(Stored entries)

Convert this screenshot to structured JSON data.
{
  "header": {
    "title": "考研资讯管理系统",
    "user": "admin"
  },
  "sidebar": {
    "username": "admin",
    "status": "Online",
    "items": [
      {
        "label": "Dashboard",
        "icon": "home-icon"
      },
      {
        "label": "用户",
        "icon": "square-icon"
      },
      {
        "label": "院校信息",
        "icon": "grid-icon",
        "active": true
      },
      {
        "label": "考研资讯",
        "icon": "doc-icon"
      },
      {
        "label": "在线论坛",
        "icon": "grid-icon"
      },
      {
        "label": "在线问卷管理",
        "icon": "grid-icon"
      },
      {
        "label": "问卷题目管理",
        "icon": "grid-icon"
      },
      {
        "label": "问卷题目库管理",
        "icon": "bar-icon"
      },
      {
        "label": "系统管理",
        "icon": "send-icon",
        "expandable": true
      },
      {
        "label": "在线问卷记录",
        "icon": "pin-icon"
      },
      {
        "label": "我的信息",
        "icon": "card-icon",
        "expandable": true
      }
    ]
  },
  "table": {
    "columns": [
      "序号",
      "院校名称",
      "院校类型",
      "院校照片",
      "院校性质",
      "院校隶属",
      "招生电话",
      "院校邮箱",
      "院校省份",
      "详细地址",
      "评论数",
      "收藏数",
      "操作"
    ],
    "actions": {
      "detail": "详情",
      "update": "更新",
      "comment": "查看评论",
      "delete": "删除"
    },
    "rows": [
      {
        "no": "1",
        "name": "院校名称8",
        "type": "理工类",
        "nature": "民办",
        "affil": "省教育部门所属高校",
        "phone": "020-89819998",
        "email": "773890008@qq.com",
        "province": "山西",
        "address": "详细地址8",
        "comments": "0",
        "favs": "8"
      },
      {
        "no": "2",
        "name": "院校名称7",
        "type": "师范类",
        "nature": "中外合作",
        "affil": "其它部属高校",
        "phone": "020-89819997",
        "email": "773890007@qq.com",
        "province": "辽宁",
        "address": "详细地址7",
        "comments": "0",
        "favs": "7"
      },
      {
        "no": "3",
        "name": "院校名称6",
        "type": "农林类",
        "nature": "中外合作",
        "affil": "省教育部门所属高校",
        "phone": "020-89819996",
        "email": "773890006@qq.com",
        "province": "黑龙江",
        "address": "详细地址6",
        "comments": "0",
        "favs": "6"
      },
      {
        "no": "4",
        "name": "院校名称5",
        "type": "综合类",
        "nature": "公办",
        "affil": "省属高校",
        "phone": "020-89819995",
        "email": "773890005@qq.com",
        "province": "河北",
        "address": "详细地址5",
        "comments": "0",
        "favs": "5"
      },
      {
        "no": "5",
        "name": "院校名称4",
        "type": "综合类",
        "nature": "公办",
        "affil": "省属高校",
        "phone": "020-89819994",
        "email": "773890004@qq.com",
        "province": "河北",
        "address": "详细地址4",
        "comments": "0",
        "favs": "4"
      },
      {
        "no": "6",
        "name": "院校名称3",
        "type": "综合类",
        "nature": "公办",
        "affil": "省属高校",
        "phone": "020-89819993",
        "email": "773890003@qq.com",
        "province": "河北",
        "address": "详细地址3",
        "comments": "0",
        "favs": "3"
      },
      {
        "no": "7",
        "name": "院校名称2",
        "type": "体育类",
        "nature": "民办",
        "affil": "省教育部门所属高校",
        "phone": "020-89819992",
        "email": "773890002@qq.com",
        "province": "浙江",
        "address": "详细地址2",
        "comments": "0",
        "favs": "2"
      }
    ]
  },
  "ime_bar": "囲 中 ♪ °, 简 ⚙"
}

* [Given exercise] Find every line in the records above that contains the word "label", and copy each one.

* [Answer]
        "label": "Dashboard",
        "label": "用户",
        "label": "院校信息",
        "label": "考研资讯",
        "label": "在线论坛",
        "label": "在线问卷管理",
        "label": "问卷题目管理",
        "label": "问卷题目库管理",
        "label": "系统管理",
        "label": "在线问卷记录",
        "label": "我的信息",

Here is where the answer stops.